## Dataset content
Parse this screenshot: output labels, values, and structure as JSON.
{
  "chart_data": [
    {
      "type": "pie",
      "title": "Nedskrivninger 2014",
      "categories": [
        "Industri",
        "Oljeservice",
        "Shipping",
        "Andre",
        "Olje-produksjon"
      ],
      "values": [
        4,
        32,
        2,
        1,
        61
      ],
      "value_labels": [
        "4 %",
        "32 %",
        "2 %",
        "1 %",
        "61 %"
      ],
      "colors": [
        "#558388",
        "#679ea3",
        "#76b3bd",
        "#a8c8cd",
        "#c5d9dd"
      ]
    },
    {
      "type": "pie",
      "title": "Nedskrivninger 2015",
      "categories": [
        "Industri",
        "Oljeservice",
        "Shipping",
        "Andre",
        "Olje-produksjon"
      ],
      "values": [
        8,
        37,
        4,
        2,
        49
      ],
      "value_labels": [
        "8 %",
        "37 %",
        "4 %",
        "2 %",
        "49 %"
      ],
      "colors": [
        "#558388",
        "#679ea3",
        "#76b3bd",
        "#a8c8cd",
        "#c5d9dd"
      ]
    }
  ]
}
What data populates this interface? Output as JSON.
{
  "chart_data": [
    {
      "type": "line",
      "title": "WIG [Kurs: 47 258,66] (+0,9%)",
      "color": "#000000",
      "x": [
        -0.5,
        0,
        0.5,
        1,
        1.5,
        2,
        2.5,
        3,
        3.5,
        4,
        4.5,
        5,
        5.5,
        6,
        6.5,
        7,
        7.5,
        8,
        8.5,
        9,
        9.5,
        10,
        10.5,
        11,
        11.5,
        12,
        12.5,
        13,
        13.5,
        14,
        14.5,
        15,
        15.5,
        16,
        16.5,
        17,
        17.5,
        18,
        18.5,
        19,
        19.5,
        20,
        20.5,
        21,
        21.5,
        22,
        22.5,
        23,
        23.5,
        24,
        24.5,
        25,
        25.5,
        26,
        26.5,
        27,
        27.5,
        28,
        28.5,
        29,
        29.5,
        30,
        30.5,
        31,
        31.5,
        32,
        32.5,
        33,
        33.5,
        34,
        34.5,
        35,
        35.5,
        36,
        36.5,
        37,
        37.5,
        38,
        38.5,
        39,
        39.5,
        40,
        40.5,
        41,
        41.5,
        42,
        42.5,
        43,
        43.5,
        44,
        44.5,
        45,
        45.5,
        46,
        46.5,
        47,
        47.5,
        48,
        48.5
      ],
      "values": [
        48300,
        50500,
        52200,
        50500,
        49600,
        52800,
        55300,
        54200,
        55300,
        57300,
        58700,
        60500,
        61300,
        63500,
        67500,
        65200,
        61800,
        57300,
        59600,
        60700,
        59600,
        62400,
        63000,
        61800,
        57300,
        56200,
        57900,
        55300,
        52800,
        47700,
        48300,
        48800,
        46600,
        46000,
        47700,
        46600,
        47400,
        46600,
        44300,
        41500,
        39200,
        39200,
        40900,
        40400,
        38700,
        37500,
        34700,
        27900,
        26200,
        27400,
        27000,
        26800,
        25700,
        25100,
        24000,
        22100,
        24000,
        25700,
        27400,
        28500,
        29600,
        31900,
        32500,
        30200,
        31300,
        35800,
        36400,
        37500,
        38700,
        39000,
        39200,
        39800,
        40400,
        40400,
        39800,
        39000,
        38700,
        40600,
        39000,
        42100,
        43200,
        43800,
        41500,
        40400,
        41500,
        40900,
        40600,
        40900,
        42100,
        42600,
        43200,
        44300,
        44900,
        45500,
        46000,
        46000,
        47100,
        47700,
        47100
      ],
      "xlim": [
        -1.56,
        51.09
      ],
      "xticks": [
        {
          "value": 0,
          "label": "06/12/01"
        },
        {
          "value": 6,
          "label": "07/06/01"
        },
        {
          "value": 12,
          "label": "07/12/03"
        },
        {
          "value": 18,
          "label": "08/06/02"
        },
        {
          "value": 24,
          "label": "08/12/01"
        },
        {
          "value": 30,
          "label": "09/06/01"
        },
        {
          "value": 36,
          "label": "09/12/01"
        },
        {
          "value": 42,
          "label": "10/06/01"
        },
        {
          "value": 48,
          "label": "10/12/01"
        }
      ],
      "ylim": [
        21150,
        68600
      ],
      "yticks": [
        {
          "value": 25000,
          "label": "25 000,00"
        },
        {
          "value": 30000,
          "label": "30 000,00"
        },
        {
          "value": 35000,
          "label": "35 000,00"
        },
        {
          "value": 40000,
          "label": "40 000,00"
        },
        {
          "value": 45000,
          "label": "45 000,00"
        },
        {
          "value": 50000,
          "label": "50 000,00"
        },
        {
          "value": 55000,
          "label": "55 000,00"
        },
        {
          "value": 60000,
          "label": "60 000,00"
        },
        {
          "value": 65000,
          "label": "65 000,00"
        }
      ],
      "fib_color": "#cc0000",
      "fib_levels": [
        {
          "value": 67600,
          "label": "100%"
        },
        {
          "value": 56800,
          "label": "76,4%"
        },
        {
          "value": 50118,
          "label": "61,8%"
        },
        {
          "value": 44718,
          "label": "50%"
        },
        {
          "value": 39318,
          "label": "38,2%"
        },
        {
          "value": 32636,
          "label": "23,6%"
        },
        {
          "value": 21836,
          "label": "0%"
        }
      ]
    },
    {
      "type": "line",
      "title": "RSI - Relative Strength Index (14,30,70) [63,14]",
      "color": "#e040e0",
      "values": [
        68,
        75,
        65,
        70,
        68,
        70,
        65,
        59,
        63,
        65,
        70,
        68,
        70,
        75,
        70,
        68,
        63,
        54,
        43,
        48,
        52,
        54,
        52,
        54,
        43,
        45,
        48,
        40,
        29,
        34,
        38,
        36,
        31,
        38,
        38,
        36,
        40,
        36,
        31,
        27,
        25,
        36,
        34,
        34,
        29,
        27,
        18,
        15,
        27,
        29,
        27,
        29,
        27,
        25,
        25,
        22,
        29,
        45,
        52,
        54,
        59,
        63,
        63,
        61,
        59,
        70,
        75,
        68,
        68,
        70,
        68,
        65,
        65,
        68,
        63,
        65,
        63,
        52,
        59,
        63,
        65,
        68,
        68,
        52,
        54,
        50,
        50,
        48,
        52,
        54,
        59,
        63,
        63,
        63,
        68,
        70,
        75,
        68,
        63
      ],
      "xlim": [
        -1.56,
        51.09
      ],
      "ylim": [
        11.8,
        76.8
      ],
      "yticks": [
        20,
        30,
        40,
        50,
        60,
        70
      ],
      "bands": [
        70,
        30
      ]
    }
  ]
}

## Required task
Every line of the data above should be copied exactly.

## The solution
Parse this screenshot: output labels, values, and structure as JSON.
{
  "chart_data": [
    {
      "type": "pie",
      "title": "Nedskrivninger 2014",
      "categories": [
        "Industri",
        "Oljeservice",
        "Shipping",
        "Andre",
        "Olje-produksjon"
      ],
      "values": [
        4,
        32,
        2,
        1,
        61
      ],
      "value_labels": [
        "4 %",
        "32 %",
        "2 %",
        "1 %",
        "61 %"
      ],
      "colors": [
        "#558388",
        "#679ea3",
        "#76b3bd",
        "#a8c8cd",
        "#c5d9dd"
      ]
    },
    {
      "type": "pie",
      "title": "Nedskrivninger 2015",
      "categories": [
        "Industri",
        "Oljeservice",
        "Shipping",
        "Andre",
        "Olje-produksjon"
      ],
      "values": [
        8,
        37,
        4,
        2,
        49
      ],
      "value_labels": [
        "8 %",
        "37 %",
        "4 %",
        "2 %",
        "49 %"
      ],
      "colors": [
        "#558388",
        "#679ea3",
        "#76b3bd",
        "#a8c8cd",
        "#c5d9dd"
      ]
    }
  ]
}
What data populates this interface? Output as JSON.
{
  "chart_data": [
    {
      "type": "line",
      "title": "WIG [Kurs: 47 258,66] (+0,9%)",
      "color": "#000000",
      "x": [
        -0.5,
        0,
        0.5,
        1,
        1.5,
        2,
        2.5,
        3,
        3.5,
        4,
        4.5,
        5,
        5.5,
        6,
        6.5,
        7,
        7.5,
        8,
        8.5,
        9,
        9.5,
        10,
        10.5,
        11,
        11.5,
        12,
        12.5,
        13,
        13.5,
        14,
        14.5,
        15,
        15.5,
        16,
        16.5,
        17,
        17.5,
        18,
        18.5,
        19,
        19.5,
        20,
        20.5,
        21,
        21.5,
        22,
        22.5,
        23,
        23.5,
        24,
        24.5,
        25,
        25.5,
        26,
        26.5,
        27,
        27.5,
        28,
        28.5,
        29,
        29.5,
        30,
        30.5,
        31,
        31.5,
        32,
        32.5,
        33,
        33.5,
        34,
        34.5,
        35,
        35.5,
        36,
        36.5,
        37,
        37.5,
        38,
        38.5,
        39,
        39.5,
        40,
        40.5,
        41,
        41.5,
        42,
        42.5,
        43,
        43.5,
        44,
        44.5,
        45,
        45.5,
        46,
        46.5,
        47,
        47.5,
        48,
        48.5
      ],
      "values": [
        48300,
        50500,
        52200,
        50500,
        49600,
        52800,
        55300,
        54200,
        55300,
        57300,
        58700,
        60500,
        61300,
        63500,
        67500,
        65200,
        61800,
        57300,
        59600,
        60700,
        59600,
        62400,
        63000,
        61800,
        57300,
        56200,
        57900,
        55300,
        52800,
        47700,
        48300,
        48800,
        46600,
        46000,
        47700,
        46600,
        47400,
        46600,
        44300,
        41500,
        39200,
        39200,
        40900,
        40400,
        38700,
        37500,
        34700,
        27900,
        26200,
        27400,
        27000,
        26800,
        25700,
        25100,
        24000,
        22100,
        24000,
        25700,
        27400,
        28500,
        29600,
        31900,
        32500,
        30200,
        31300,
        35800,
        36400,
        37500,
        38700,
        39000,
        39200,
        39800,
        40400,
        40400,
        39800,
        39000,
        38700,
        40600,
        39000,
        42100,
        43200,
        43800,
        41500,
        40400,
        41500,
        40900,
        40600,
        40900,
        42100,
        42600,
        43200,
        44300,
        44900,
        45500,
        46000,
        46000,
        47100,
        47700,
        47100
      ],
      "xlim": [
        -1.56,
        51.09
      ],
      "xticks": [
        {
          "value": 0,
          "label": "06/12/01"
        },
        {
          "value": 6,
          "label": "07/06/01"
        },
        {
          "value": 12,
          "label": "07/12/03"
        },
        {
          "value": 18,
          "label": "08/06/02"
        },
        {
          "value": 24,
          "label": "08/12/01"
        },
        {
          "value": 30,
          "label": "09/06/01"
        },
        {
          "value": 36,
          "label": "09/12/01"
        },
        {
          "value": 42,
          "label": "10/06/01"
        },
        {
          "value": 48,
          "label": "10/12/01"
        }
      ],
      "ylim": [
        21150,
        68600
      ],
      "yticks": [
        {
          "value": 25000,
          "label": "25 000,00"
        },
        {
          "value": 30000,
          "label": "30 000,00"
        },
        {
          "value": 35000,
          "label": "35 000,00"
        },
        {
          "value": 40000,
          "label": "40 000,00"
        },
        {
          "value": 45000,
          "label": "45 000,00"
        },
        {
          "value": 50000,
          "label": "50 000,00"
        },
        {
          "value": 55000,
          "label": "55 000,00"
        },
        {
          "value": 60000,
          "label": "60 000,00"
        },
        {
          "value": 65000,
          "label": "65 000,00"
        }
      ],
      "fib_color": "#cc0000",
      "fib_levels": [
        {
          "value": 67600,
          "label": "100%"
        },
        {
          "value": 56800,
          "label": "76,4%"
        },
        {
          "value": 50118,
          "label": "61,8%"
        },
        {
          "value": 44718,
          "label": "50%"
        },
        {
          "value": 39318,
          "label": "38,2%"
        },
        {
          "value": 32636,
          "label": "23,6%"
        },
        {
          "value": 21836,
          "label": "0%"
        }
      ]
    },
    {
      "type": "line",
      "title": "RSI - Relative Strength Index (14,30,70) [63,14]",
      "color": "#e040e0",
      "values": [
        68,
        75,
        65,
        70,
        68,
        70,
        65,
        59,
        63,
        65,
        70,
        68,
        70,
        75,
        70,
        68,
        63,
        54,
        43,
        48,
        52,
        54,
        52,
        54,
        43,
        45,
        48,
        40,
        29,
        34,
        38,
        36,
        31,
        38,
        38,
        36,
        40,
        36,
        31,
        27,
        25,
        36,
        34,
        34,
        29,
        27,
        18,
        15,
        27,
        29,
        27,
        29,
        27,
        25,
        25,
        22,
        29,
        45,
        52,
        54,
        59,
        63,
        63,
        61,
        59,
        70,
        75,
        68,
        68,
        70,
        68,
        65,
        65,
        68,
        63,
        65,
        63,
        52,
        59,
        63,
        65,
        68,
        68,
        52,
        54,
        50,
        50,
        48,
        52,
        54,
        59,
        63,
        63,
        63,
        68,
        70,
        75,
        68,
        63
      ],
      "xlim": [
        -1.56,
        51.09
      ],
      "ylim": [
        11.8,
        76.8
      ],
      "yticks": [
        20,
        30,
        40,
        50,
        60,
        70
      ],
      "bands": [
        70,
        30
      ]
    }
  ]
}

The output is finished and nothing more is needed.